(Instruction):
Transcribe everything in the data word for word. Pictures are left out.

(Task material):

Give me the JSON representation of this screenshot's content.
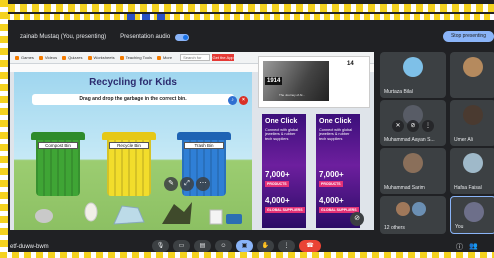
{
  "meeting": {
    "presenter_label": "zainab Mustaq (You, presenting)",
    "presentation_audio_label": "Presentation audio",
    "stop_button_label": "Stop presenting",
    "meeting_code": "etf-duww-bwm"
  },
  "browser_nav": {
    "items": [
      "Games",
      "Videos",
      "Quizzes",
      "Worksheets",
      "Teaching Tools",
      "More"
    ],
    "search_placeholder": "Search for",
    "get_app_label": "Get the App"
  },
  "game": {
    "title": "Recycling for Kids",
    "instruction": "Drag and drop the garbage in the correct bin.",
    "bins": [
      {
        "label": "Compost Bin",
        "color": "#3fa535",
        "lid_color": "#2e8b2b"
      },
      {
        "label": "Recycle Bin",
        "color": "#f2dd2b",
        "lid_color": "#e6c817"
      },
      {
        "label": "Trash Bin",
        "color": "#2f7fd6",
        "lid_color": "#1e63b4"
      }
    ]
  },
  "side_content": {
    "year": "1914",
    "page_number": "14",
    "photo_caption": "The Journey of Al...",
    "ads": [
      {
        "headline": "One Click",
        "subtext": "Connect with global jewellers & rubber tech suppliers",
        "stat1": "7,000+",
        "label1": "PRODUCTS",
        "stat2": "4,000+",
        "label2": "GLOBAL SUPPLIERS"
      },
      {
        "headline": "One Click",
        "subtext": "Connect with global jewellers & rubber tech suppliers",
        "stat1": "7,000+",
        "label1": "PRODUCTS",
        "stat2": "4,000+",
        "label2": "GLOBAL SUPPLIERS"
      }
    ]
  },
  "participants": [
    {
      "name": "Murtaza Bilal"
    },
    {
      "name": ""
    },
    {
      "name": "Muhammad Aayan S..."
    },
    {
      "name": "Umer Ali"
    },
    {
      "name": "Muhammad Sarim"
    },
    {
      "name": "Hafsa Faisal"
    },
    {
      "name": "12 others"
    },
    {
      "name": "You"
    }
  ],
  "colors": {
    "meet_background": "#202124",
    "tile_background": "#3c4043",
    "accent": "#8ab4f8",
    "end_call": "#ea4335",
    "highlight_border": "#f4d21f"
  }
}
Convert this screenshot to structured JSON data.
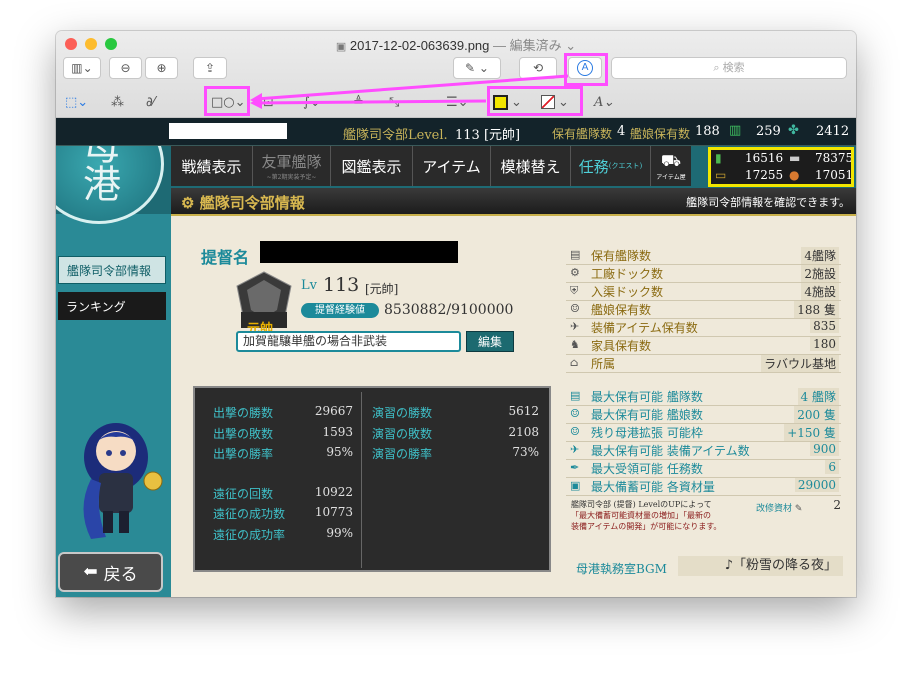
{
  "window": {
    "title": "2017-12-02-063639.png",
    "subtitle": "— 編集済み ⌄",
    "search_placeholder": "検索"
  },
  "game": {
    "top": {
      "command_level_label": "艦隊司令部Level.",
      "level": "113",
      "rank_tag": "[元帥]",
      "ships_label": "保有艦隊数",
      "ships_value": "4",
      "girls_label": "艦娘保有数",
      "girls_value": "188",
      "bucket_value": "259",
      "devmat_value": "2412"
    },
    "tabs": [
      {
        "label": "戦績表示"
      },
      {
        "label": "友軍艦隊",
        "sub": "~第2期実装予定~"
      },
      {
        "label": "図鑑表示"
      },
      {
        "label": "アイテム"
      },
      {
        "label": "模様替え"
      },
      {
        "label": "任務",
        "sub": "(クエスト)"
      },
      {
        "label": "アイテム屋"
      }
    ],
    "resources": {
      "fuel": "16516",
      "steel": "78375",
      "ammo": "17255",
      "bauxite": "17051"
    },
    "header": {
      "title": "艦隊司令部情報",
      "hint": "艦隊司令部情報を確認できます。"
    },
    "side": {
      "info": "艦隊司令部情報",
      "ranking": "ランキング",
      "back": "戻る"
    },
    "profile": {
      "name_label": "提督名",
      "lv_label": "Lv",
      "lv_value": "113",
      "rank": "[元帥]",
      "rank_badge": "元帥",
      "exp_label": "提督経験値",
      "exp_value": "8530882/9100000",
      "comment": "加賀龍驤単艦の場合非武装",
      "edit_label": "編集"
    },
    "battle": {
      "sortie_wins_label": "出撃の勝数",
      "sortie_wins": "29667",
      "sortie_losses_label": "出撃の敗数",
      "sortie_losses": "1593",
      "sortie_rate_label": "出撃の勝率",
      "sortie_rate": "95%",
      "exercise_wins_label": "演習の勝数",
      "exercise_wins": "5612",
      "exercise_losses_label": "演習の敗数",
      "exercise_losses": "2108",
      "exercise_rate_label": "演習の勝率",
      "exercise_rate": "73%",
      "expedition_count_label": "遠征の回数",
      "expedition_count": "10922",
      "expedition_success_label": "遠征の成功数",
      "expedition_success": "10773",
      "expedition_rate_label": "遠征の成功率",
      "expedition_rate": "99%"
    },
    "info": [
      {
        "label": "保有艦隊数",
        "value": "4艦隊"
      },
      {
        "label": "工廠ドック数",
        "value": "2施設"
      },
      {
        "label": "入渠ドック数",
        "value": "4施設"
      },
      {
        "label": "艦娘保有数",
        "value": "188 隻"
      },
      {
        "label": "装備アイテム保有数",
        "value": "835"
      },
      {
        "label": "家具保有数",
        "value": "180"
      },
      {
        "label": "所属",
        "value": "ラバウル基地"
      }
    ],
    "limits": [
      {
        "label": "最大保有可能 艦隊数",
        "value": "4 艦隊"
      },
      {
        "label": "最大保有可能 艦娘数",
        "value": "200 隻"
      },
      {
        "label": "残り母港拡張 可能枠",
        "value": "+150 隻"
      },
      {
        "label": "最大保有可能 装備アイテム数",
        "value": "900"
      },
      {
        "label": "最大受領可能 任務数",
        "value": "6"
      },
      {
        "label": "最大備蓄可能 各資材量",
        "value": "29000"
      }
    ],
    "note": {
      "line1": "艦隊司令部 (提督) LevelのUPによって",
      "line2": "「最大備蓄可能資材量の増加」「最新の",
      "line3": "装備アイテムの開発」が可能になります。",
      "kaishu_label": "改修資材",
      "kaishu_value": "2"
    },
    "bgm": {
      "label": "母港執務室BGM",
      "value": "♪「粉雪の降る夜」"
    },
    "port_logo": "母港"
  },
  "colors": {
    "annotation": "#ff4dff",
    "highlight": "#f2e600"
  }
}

(Reply to the exercise):
Give me the JSON representation of this screenshot's content.
{
  "meeting": {
    "presenter_label": "zainab Mustaq (You, presenting)",
    "presentation_audio_label": "Presentation audio",
    "stop_button_label": "Stop presenting",
    "meeting_code": "etf-duww-bwm"
  },
  "browser_nav": {
    "items": [
      "Games",
      "Videos",
      "Quizzes",
      "Worksheets",
      "Teaching Tools",
      "More"
    ],
    "search_placeholder": "Search for",
    "get_app_label": "Get the App"
  },
  "game": {
    "title": "Recycling for Kids",
    "instruction": "Drag and drop the garbage in the correct bin.",
    "bins": [
      {
        "label": "Compost Bin",
        "color": "#3fa535",
        "lid_color": "#2e8b2b"
      },
      {
        "label": "Recycle Bin",
        "color": "#f2dd2b",
        "lid_color": "#e6c817"
      },
      {
        "label": "Trash Bin",
        "color": "#2f7fd6",
        "lid_color": "#1e63b4"
      }
    ]
  },
  "side_content": {
    "year": "1914",
    "page_number": "14",
    "photo_caption": "The Journey of Al...",
    "ads": [
      {
        "headline": "One Click",
        "subtext": "Connect with global jewellers & rubber tech suppliers",
        "stat1": "7,000+",
        "label1": "PRODUCTS",
        "stat2": "4,000+",
        "label2": "GLOBAL SUPPLIERS"
      },
      {
        "headline": "One Click",
        "subtext": "Connect with global jewellers & rubber tech suppliers",
        "stat1": "7,000+",
        "label1": "PRODUCTS",
        "stat2": "4,000+",
        "label2": "GLOBAL SUPPLIERS"
      }
    ]
  },
  "participants": [
    {
      "name": "Murtaza Bilal"
    },
    {
      "name": ""
    },
    {
      "name": "Muhammad Aayan S..."
    },
    {
      "name": "Umer Ali"
    },
    {
      "name": "Muhammad Sarim"
    },
    {
      "name": "Hafsa Faisal"
    },
    {
      "name": "12 others"
    },
    {
      "name": "You"
    }
  ],
  "colors": {
    "meet_background": "#202124",
    "tile_background": "#3c4043",
    "accent": "#8ab4f8",
    "end_call": "#ea4335",
    "highlight_border": "#f4d21f"
  }
}
Convert this screenshot to structured JSON data.
{
  "window": {
    "title": "2017-12-02-063639.png",
    "subtitle": "— 編集済み ⌄",
    "search_placeholder": "検索"
  },
  "game": {
    "top": {
      "command_level_label": "艦隊司令部Level.",
      "level": "113",
      "rank_tag": "[元帥]",
      "ships_label": "保有艦隊数",
      "ships_value": "4",
      "girls_label": "艦娘保有数",
      "girls_value": "188",
      "bucket_value": "259",
      "devmat_value": "2412"
    },
    "tabs": [
      {
        "label": "戦績表示"
      },
      {
        "label": "友軍艦隊",
        "sub": "~第2期実装予定~"
      },
      {
        "label": "図鑑表示"
      },
      {
        "label": "アイテム"
      },
      {
        "label": "模様替え"
      },
      {
        "label": "任務",
        "sub": "(クエスト)"
      },
      {
        "label": "アイテム屋"
      }
    ],
    "resources": {
      "fuel": "16516",
      "steel": "78375",
      "ammo": "17255",
      "bauxite": "17051"
    },
    "header": {
      "title": "艦隊司令部情報",
      "hint": "艦隊司令部情報を確認できます。"
    },
    "side": {
      "info": "艦隊司令部情報",
      "ranking": "ランキング",
      "back": "戻る"
    },
    "profile": {
      "name_label": "提督名",
      "lv_label": "Lv",
      "lv_value": "113",
      "rank": "[元帥]",
      "rank_badge": "元帥",
      "exp_label": "提督経験値",
      "exp_value": "8530882/9100000",
      "comment": "加賀龍驤単艦の場合非武装",
      "edit_label": "編集"
    },
    "battle": {
      "sortie_wins_label": "出撃の勝数",
      "sortie_wins": "29667",
      "sortie_losses_label": "出撃の敗数",
      "sortie_losses": "1593",
      "sortie_rate_label": "出撃の勝率",
      "sortie_rate": "95%",
      "exercise_wins_label": "演習の勝数",
      "exercise_wins": "5612",
      "exercise_losses_label": "演習の敗数",
      "exercise_losses": "2108",
      "exercise_rate_label": "演習の勝率",
      "exercise_rate": "73%",
      "expedition_count_label": "遠征の回数",
      "expedition_count": "10922",
      "expedition_success_label": "遠征の成功数",
      "expedition_success": "10773",
      "expedition_rate_label": "遠征の成功率",
      "expedition_rate": "99%"
    },
    "info": [
      {
        "label": "保有艦隊数",
        "value": "4艦隊"
      },
      {
        "label": "工廠ドック数",
        "value": "2施設"
      },
      {
        "label": "入渠ドック数",
        "value": "4施設"
      },
      {
        "label": "艦娘保有数",
        "value": "188 隻"
      },
      {
        "label": "装備アイテム保有数",
        "value": "835"
      },
      {
        "label": "家具保有数",
        "value": "180"
      },
      {
        "label": "所属",
        "value": "ラバウル基地"
      }
    ],
    "limits": [
      {
        "label": "最大保有可能 艦隊数",
        "value": "4 艦隊"
      },
      {
        "label": "最大保有可能 艦娘数",
        "value": "200 隻"
      },
      {
        "label": "残り母港拡張 可能枠",
        "value": "+150 隻"
      },
      {
        "label": "最大保有可能 装備アイテム数",
        "value": "900"
      },
      {
        "label": "最大受領可能 任務数",
        "value": "6"
      },
      {
        "label": "最大備蓄可能 各資材量",
        "value": "29000"
      }
    ],
    "note": {
      "line1": "艦隊司令部 (提督) LevelのUPによって",
      "line2": "「最大備蓄可能資材量の増加」「最新の",
      "line3": "装備アイテムの開発」が可能になります。",
      "kaishu_label": "改修資材",
      "kaishu_value": "2"
    },
    "bgm": {
      "label": "母港執務室BGM",
      "value": "♪「粉雪の降る夜」"
    },
    "port_logo": "母港"
  },
  "colors": {
    "annotation": "#ff4dff",
    "highlight": "#f2e600"
  }
}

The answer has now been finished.